** DATA SHOWN follows **

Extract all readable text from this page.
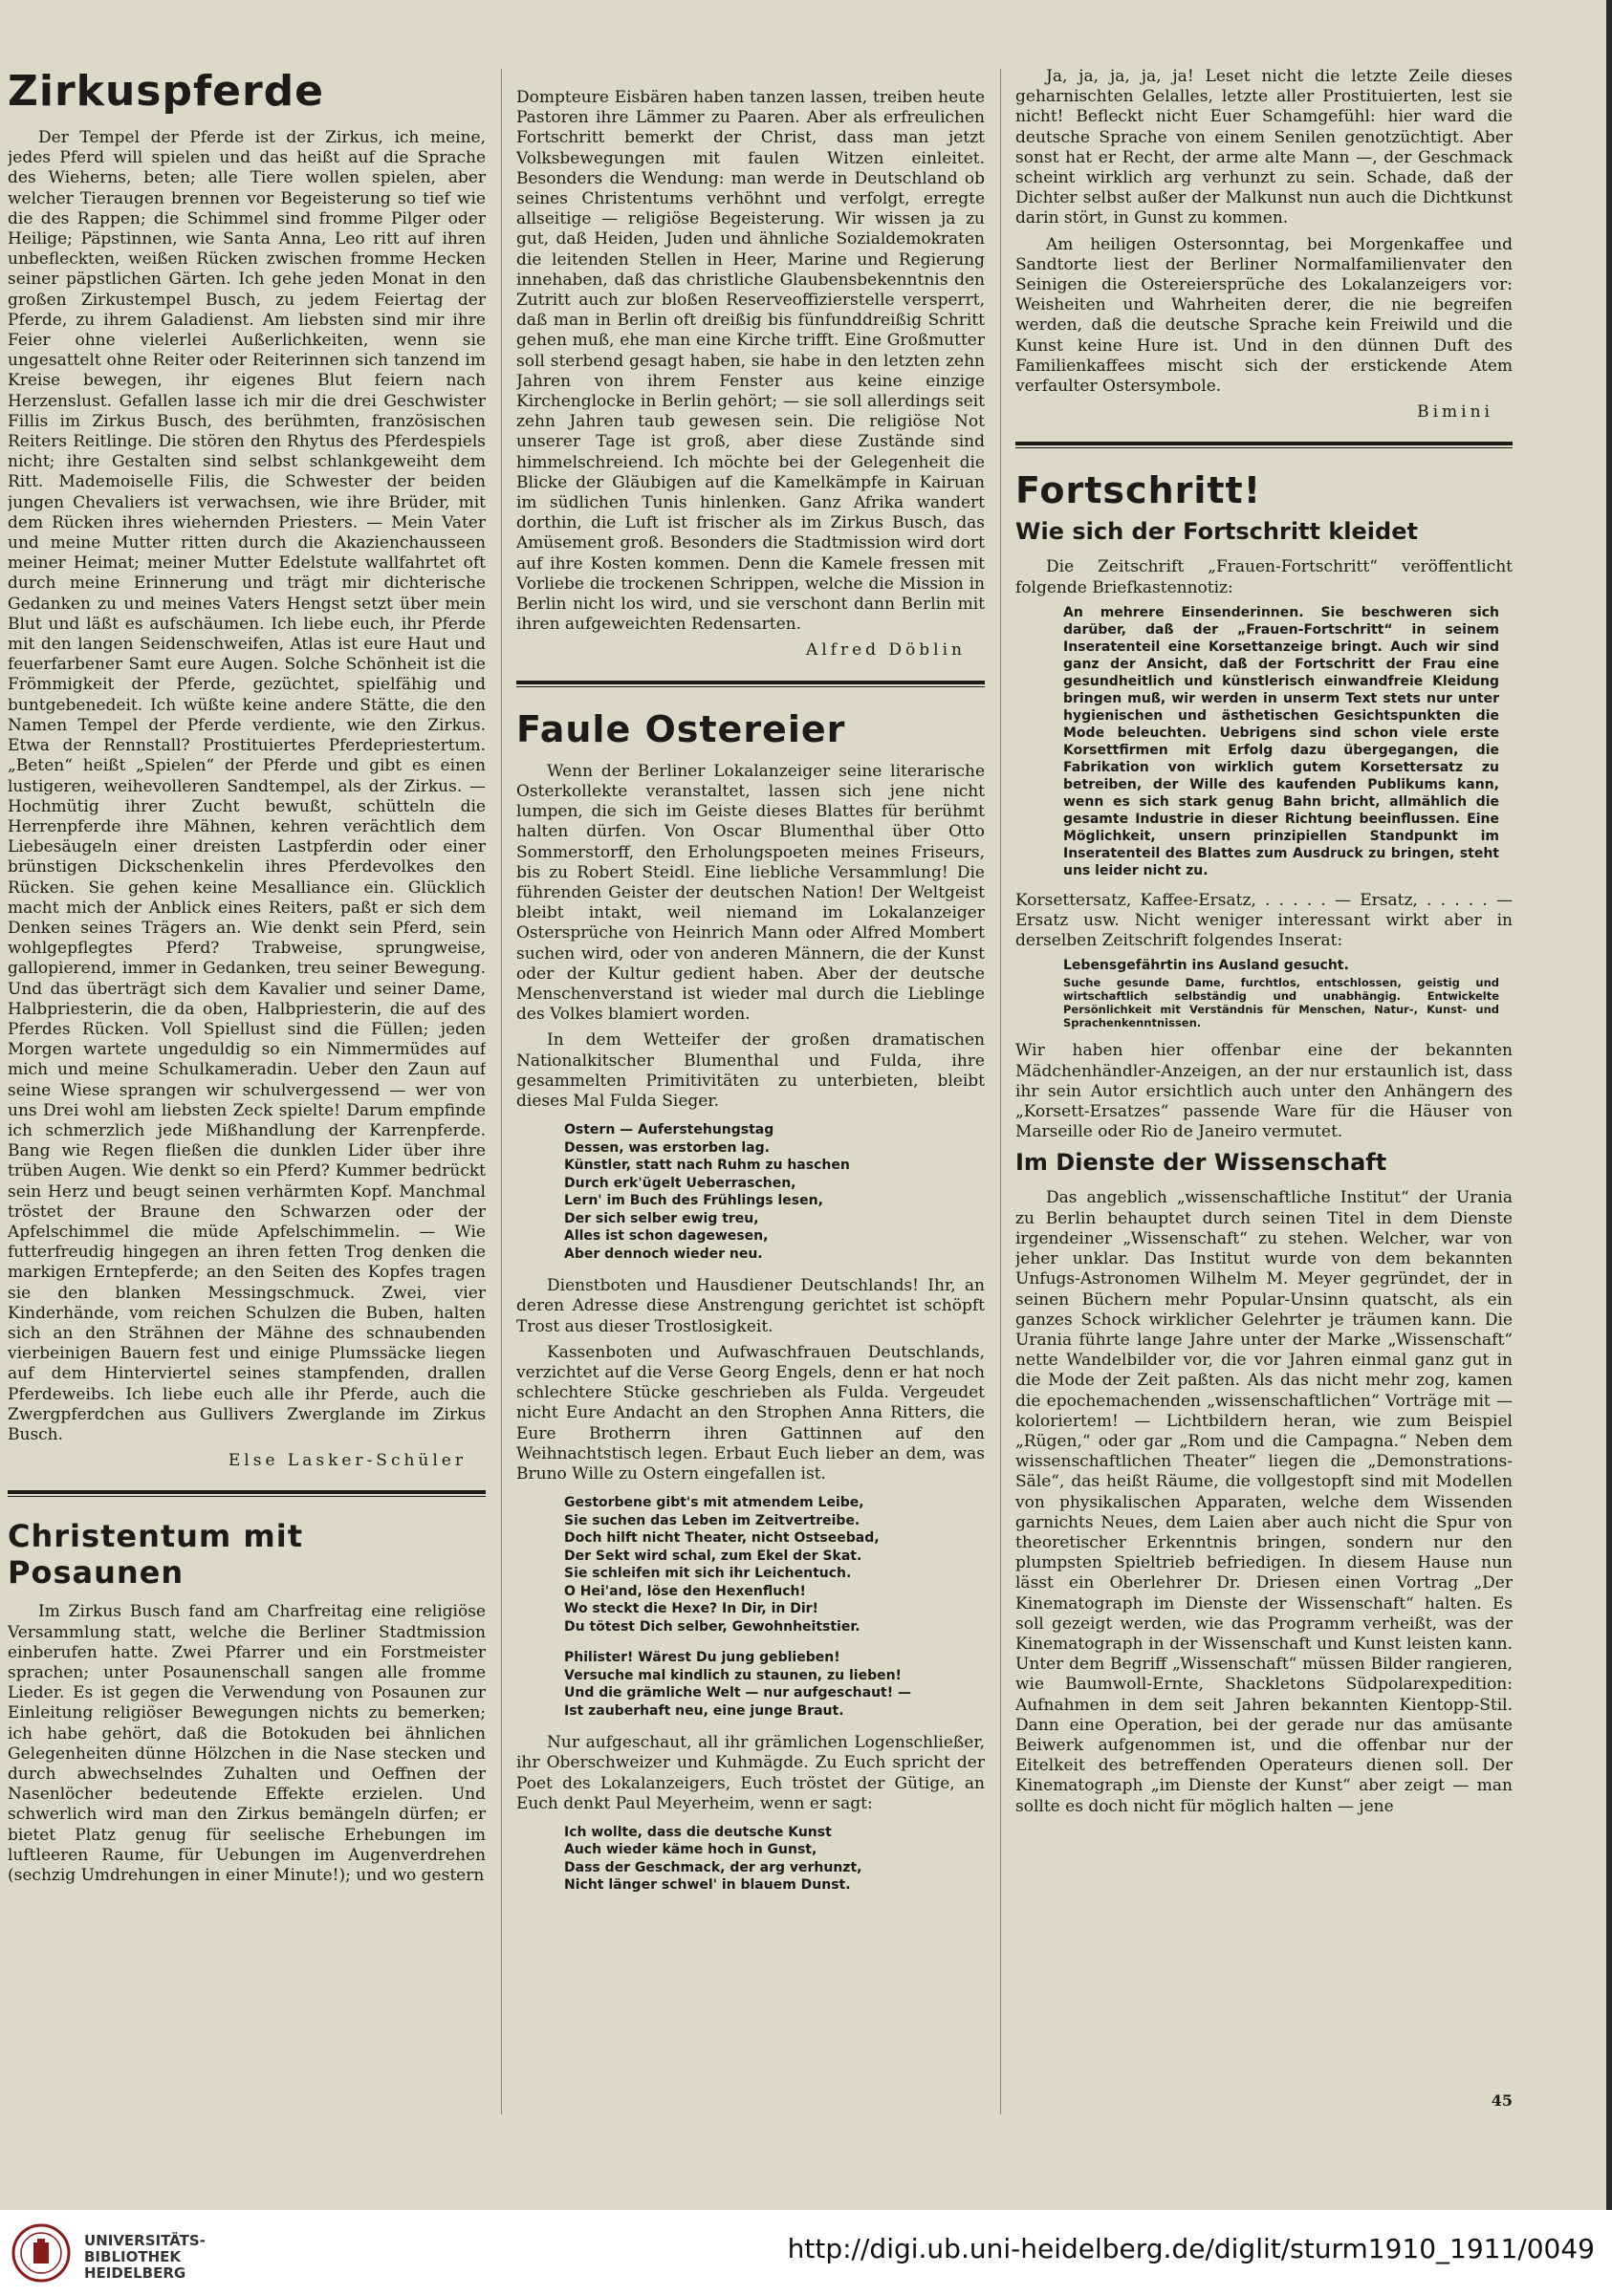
Zirkuspferde

Der Tempel der Pferde ist der Zirkus, ich meine, jedes Pferd will spielen und das heißt auf die Sprache des Wieherns, beten; alle Tiere wollen spielen, aber welcher Tieraugen brennen vor Begeisterung so tief wie die des Rappen; die Schimmel sind fromme Pilger oder Heilige; Päpstinnen, wie Santa Anna, Leo ritt auf ihren unbefleckten, weißen Rücken zwischen fromme Hecken seiner päpstlichen Gärten. Ich gehe jeden Monat in den großen Zirkustempel Busch, zu jedem Feiertag der Pferde, zu ihrem Galadienst. Am liebsten sind mir ihre Feier ohne vielerlei Außerlichkeiten, wenn sie ungesattelt ohne Reiter oder Reiterinnen sich tanzend im Kreise bewegen, ihr eigenes Blut feiern nach Herzenslust. Gefallen lasse ich mir die drei Geschwister Fillis im Zirkus Busch, des berühmten, französischen Reiters Reitlinge. Die stören den Rhytus des Pferdespiels nicht; ihre Gestalten sind selbst schlankgeweiht dem Ritt. Mademoiselle Filis, die Schwester der beiden jungen Chevaliers ist verwachsen, wie ihre Brüder, mit dem Rücken ihres wiehernden Priesters. — Mein Vater und meine Mutter ritten durch die Akazienchausseen meiner Heimat; meiner Mutter Edelstute wallfahrtet oft durch meine Erinnerung und trägt mir dichterische Gedanken zu und meines Vaters Hengst setzt über mein Blut und läßt es aufschäumen. Ich liebe euch, ihr Pferde mit den langen Seidenschweifen, Atlas ist eure Haut und feuerfarbener Samt eure Augen. Solche Schönheit ist die Frömmigkeit der Pferde, gezüchtet, spielfähig und buntgebenedeit. Ich wüßte keine andere Stätte, die den Namen Tempel der Pferde verdiente, wie den Zirkus. Etwa der Rennstall? Prostituiertes Pferdepriestertum. „Beten“ heißt „Spielen“ der Pferde und gibt es einen lustigeren, weihevolleren Sandtempel, als der Zirkus. — Hochmütig ihrer Zucht bewußt, schütteln die Herrenpferde ihre Mähnen, kehren verächtlich dem Liebesäugeln einer dreisten Lastpferdin oder einer brünstigen Dickschenkelin ihres Pferdevolkes den Rücken. Sie gehen keine Mesalliance ein. Glücklich macht mich der Anblick eines Reiters, paßt er sich dem Denken seines Trägers an. Wie denkt sein Pferd, sein wohlgepflegtes Pferd? Trabweise, sprungweise, gallopierend, immer in Gedanken, treu seiner Bewegung. Und das überträgt sich dem Kavalier und seiner Dame, Halbpriesterin, die da oben, Halbpriesterin, die auf des Pferdes Rücken. Voll Spiellust sind die Füllen; jeden Morgen wartete ungeduldig so ein Nimmermüdes auf mich und meine Schulkameradin. Ueber den Zaun auf seine Wiese sprangen wir schulvergessend — wer von uns Drei wohl am liebsten Zeck spielte! Darum empfinde ich schmerzlich jede Mißhandlung der Karrenpferde. Bang wie Regen fließen die dunklen Lider über ihre trüben Augen. Wie denkt so ein Pferd? Kummer bedrückt sein Herz und beugt seinen verhärmten Kopf. Manchmal tröstet der Braune den Schwarzen oder der Apfelschimmel die müde Apfelschimmelin. — Wie futterfreudig hingegen an ihren fetten Trog denken die markigen Erntepferde; an den Seiten des Kopfes tragen sie den blanken Messingschmuck. Zwei, vier Kinderhände, vom reichen Schulzen die Buben, halten sich an den Strähnen der Mähne des schnaubenden vierbeinigen Bauern fest und einige Plumssäcke liegen auf dem Hinterviertel seines stampfenden, drallen Pferdeweibs. Ich liebe euch alle ihr Pferde, auch die Zwergpferdchen aus Gullivers Zwerglande im Zirkus Busch.

Else Lasker-Schüler
Christentum mit Posaunen

Im Zirkus Busch fand am Charfreitag eine religiöse Versammlung statt, welche die Berliner Stadtmission einberufen hatte. Zwei Pfarrer und ein Forstmeister sprachen; unter Posaunenschall sangen alle fromme Lieder. Es ist gegen die Verwendung von Posaunen zur Einleitung religiöser Bewegungen nichts zu bemerken; ich habe gehört, daß die Botokuden bei ähnlichen Gelegenheiten dünne Hölzchen in die Nase stecken und durch abwechselndes Zuhalten und Oeffnen der Nasenlöcher bedeutende Effekte erzielen. Und schwerlich wird man den Zirkus bemängeln dürfen; er bietet Platz genug für seelische Erhebungen im luftleeren Raume, für Uebungen im Augenverdrehen (sechzig Umdrehungen in einer Minute!); und wo gestern

Dompteure Eisbären haben tanzen lassen, treiben heute Pastoren ihre Lämmer zu Paaren. Aber als erfreulichen Fortschritt bemerkt der Christ, dass man jetzt Volksbewegungen mit faulen Witzen einleitet. Besonders die Wendung: man werde in Deutschland ob seines Christentums verhöhnt und verfolgt, erregte allseitige — religiöse Begeisterung. Wir wissen ja zu gut, daß Heiden, Juden und ähnliche Sozialdemokraten die leitenden Stellen in Heer, Marine und Regierung innehaben, daß das christliche Glaubensbekenntnis den Zutritt auch zur bloßen Reserveoffizierstelle versperrt, daß man in Berlin oft dreißig bis fünfunddreißig Schritt gehen muß, ehe man eine Kirche trifft. Eine Großmutter soll sterbend gesagt haben, sie habe in den letzten zehn Jahren von ihrem Fenster aus keine einzige Kirchenglocke in Berlin gehört; — sie soll allerdings seit zehn Jahren taub gewesen sein. Die religiöse Not unserer Tage ist groß, aber diese Zustände sind himmelschreiend. Ich möchte bei der Gelegenheit die Blicke der Gläubigen auf die Kamelkämpfe in Kairuan im südlichen Tunis hinlenken. Ganz Afrika wandert dorthin, die Luft ist frischer als im Zirkus Busch, das Amüsement groß. Besonders die Stadtmission wird dort auf ihre Kosten kommen. Denn die Kamele fressen mit Vorliebe die trockenen Schrippen, welche die Mission in Berlin nicht los wird, und sie verschont dann Berlin mit ihren aufgeweichten Redensarten.

Alfred Döblin
Faule Ostereier

Wenn der Berliner Lokalanzeiger seine literarische Osterkollekte veranstaltet, lassen sich jene nicht lumpen, die sich im Geiste dieses Blattes für berühmt halten dürfen. Von Oscar Blumenthal über Otto Sommerstorff, den Erholungspoeten meines Friseurs, bis zu Robert Steidl. Eine liebliche Versammlung! Die führenden Geister der deutschen Nation! Der Weltgeist bleibt intakt, weil niemand im Lokalanzeiger Ostersprüche von Heinrich Mann oder Alfred Mombert suchen wird, oder von anderen Männern, die der Kunst oder der Kultur gedient haben. Aber der deutsche Menschenverstand ist wieder mal durch die Lieblinge des Volkes blamiert worden.

In dem Wetteifer der großen dramatischen Nationalkitscher Blumenthal und Fulda, ihre gesammelten Primitivitäten zu unterbieten, bleibt dieses Mal Fulda Sieger.

Ostern — Auferstehungstag
Dessen, was erstorben lag.
Künstler, statt nach Ruhm zu haschen
Durch erk'ügelt Ueberraschen,
Lern' im Buch des Frühlings lesen,
Der sich selber ewig treu,
Alles ist schon dagewesen,
Aber dennoch wieder neu.

Dienstboten und Hausdiener Deutschlands! Ihr, an deren Adresse diese Anstrengung gerichtet ist schöpft Trost aus dieser Trostlosigkeit.

Kassenboten und Aufwaschfrauen Deutschlands, verzichtet auf die Verse Georg Engels, denn er hat noch schlechtere Stücke geschrieben als Fulda. Vergeudet nicht Eure Andacht an den Strophen Anna Ritters, die Eure Brotherrn ihren Gattinnen auf den Weihnachtstisch legen. Erbaut Euch lieber an dem, was Bruno Wille zu Ostern eingefallen ist.

Gestorbene gibt's mit atmendem Leibe,
Sie suchen das Leben im Zeitvertreibe.
Doch hilft nicht Theater, nicht Ostseebad,
Der Sekt wird schal, zum Ekel der Skat.
Sie schleifen mit sich ihr Leichentuch.
O Hei'and, löse den Hexenfluch!
Wo steckt die Hexe? In Dir, in Dir!
Du tötest Dich selber, Gewohnheitstier.
Philister! Wärest Du jung geblieben!
Versuche mal kindlich zu staunen, zu lieben!
Und die grämliche Welt — nur aufgeschaut! —
Ist zauberhaft neu, eine junge Braut.

Nur aufgeschaut, all ihr grämlichen Logenschließer, ihr Oberschweizer und Kuhmägde. Zu Euch spricht der Poet des Lokalanzeigers, Euch tröstet der Gütige, an Euch denkt Paul Meyerheim, wenn er sagt:

Ich wollte, dass die deutsche Kunst
Auch wieder käme hoch in Gunst,
Dass der Geschmack, der arg verhunzt,
Nicht länger schwel' in blauem Dunst.

Ja, ja, ja, ja, ja! Leset nicht die letzte Zeile dieses geharnischten Gelalles, letzte aller Prostituierten, lest sie nicht! Befleckt nicht Euer Schamgefühl: hier ward die deutsche Sprache von einem Senilen genotzüchtigt. Aber sonst hat er Recht, der arme alte Mann —, der Geschmack scheint wirklich arg verhunzt zu sein. Schade, daß der Dichter selbst außer der Malkunst nun auch die Dichtkunst darin stört, in Gunst zu kommen.

Am heiligen Ostersonntag, bei Morgenkaffee und Sandtorte liest der Berliner Normalfamilienvater den Seinigen die Ostereiersprüche des Lokalanzeigers vor: Weisheiten und Wahrheiten derer, die nie begreifen werden, daß die deutsche Sprache kein Freiwild und die Kunst keine Hure ist. Und in den dünnen Duft des Familienkaffees mischt sich der erstickende Atem verfaulter Ostersymbole.

Bimini
Fortschritt!
Wie sich der Fortschritt kleidet

Die Zeitschrift „Frauen-Fortschritt“ veröffentlicht folgende Briefkastennotiz:

An mehrere Einsenderinnen. Sie beschweren sich darüber, daß der „Frauen-Fortschritt“ in seinem Inseratenteil eine Korsettanzeige bringt. Auch wir sind ganz der Ansicht, daß der Fortschritt der Frau eine gesundheitlich und künstlerisch einwandfreie Kleidung bringen muß, wir werden in unserm Text stets nur unter hygienischen und ästhetischen Gesichtspunkten die Mode beleuchten. Uebrigens sind schon viele erste Korsettfirmen mit Erfolg dazu übergegangen, die Fabrikation von wirklich gutem Korsettersatz zu betreiben, der Wille des kaufenden Publikums kann, wenn es sich stark genug Bahn bricht, allmählich die gesamte Industrie in dieser Richtung beeinflussen. Eine Möglichkeit, unsern prinzipiellen Standpunkt im Inseratenteil des Blattes zum Ausdruck zu bringen, steht uns leider nicht zu.

Korsettersatz, Kaffee-Ersatz, . . . . . — Ersatz, . . . . . — Ersatz usw. Nicht weniger interessant wirkt aber in derselben Zeitschrift folgendes Inserat:

Lebensgefährtin ins Ausland gesucht.
Suche gesunde Dame, furchtlos, entschlossen, geistig und wirtschaftlich selbständig und unabhängig. Entwickelte Persönlichkeit mit Verständnis für Menschen, Natur-, Kunst- und Sprachenkenntnissen.

Wir haben hier offenbar eine der bekannten Mädchenhändler-Anzeigen, an der nur erstaunlich ist, dass ihr sein Autor ersichtlich auch unter den Anhängern des „Korsett-Ersatzes“ passende Ware für die Häuser von Marseille oder Rio de Janeiro vermutet.

Im Dienste der Wissenschaft

Das angeblich „wissenschaftliche Institut“ der Urania zu Berlin behauptet durch seinen Titel in dem Dienste irgendeiner „Wissenschaft“ zu stehen. Welcher, war von jeher unklar. Das Institut wurde von dem bekannten Unfugs-Astronomen Wilhelm M. Meyer gegründet, der in seinen Büchern mehr Popular-Unsinn quatscht, als ein ganzes Schock wirklicher Gelehrter je träumen kann. Die Urania führte lange Jahre unter der Marke „Wissenschaft“ nette Wandelbilder vor, die vor Jahren einmal ganz gut in die Mode der Zeit paßten. Als das nicht mehr zog, kamen die epochemachenden „wissenschaftlichen“ Vorträge mit — koloriertem! — Lichtbildern heran, wie zum Beispiel „Rügen,“ oder gar „Rom und die Campagna.“ Neben dem wissenschaftlichen Theater“ liegen die „Demonstrations-Säle“, das heißt Räume, die vollgestopft sind mit Modellen von physikalischen Apparaten, welche dem Wissenden garnichts Neues, dem Laien aber auch nicht die Spur von theoretischer Erkenntnis bringen, sondern nur den plumpsten Spieltrieb befriedigen. In diesem Hause nun lässt ein Oberlehrer Dr. Driesen einen Vortrag „Der Kinematograph im Dienste der Wissenschaft“ halten. Es soll gezeigt werden, wie das Programm verheißt, was der Kinematograph in der Wissenschaft und Kunst leisten kann. Unter dem Begriff „Wissenschaft“ müssen Bilder rangieren, wie Baumwoll-Ernte, Shackletons Südpolarexpedition: Aufnahmen in dem seit Jahren bekannten Kientopp-Stil. Dann eine Operation, bei der gerade nur das amüsante Beiwerk aufgenommen ist, und die offenbar nur der Eitelkeit des betreffenden Operateurs dienen soll. Der Kinematograph „im Dienste der Kunst“ aber zeigt — man sollte es doch nicht für möglich halten — jene

45
UNIVERSITÄTS-
BIBLIOTHEK
HEIDELBERG
http://digi.ub.uni-heidelberg.de/diglit/sturm1910_1911/0049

** End of DATA SHOWN **

Among the entries above, count every line containing the string "selber". Your reply must be that number alone.

# EXPECTED ANSWER
2